AIM OF THE TASK: Make an exact copy of the records, with the images left out.

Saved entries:
-- start --

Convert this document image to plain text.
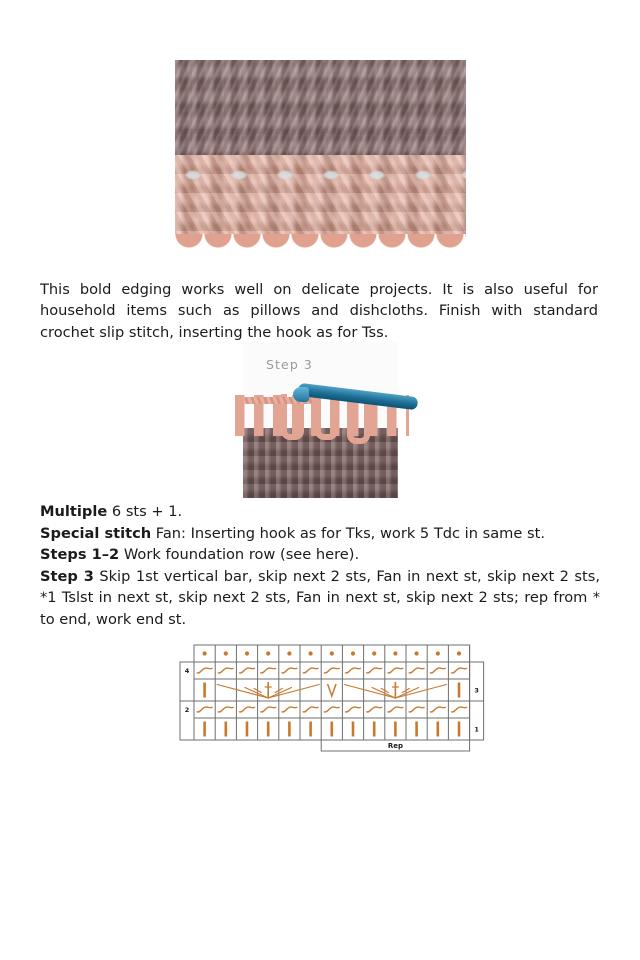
This bold edging works well on delicate projects. It is also useful for household items such as pillows and dishcloths. Finish with standard crochet slip stitch, inserting the hook as for Tss.

Step 3
Multiple 6 sts + 1.
Special stitch Fan: Inserting hook as for Tks, work 5 Tdc in same st.
Steps 1–2 Work foundation row (see here).
Step 3 Skip 1st vertical bar, skip next 2 sts, Fan in next st, skip next 2 sts, *1 Tslst in next st, skip next 2 sts, Fan in next st, skip next 2 sts; rep from * to end, work end st.
4
2
3
1
Rep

-- end --

ANSWER IN FULL:
Convert this document image to plain text.
This bold edging works well on delicate projects. It is also useful for household items such as pillows and dishcloths. Finish with standard crochet slip stitch, inserting the hook as for Tss.

Step 3
Multiple 6 sts + 1.
Special stitch Fan: Inserting hook as for Tks, work 5 Tdc in same st.
Steps 1–2 Work foundation row (see here).
Step 3 Skip 1st vertical bar, skip next 2 sts, Fan in next st, skip next 2 sts, *1 Tslst in next st, skip next 2 sts, Fan in next st, skip next 2 sts; rep from * to end, work end st.
4
2
3
1
Rep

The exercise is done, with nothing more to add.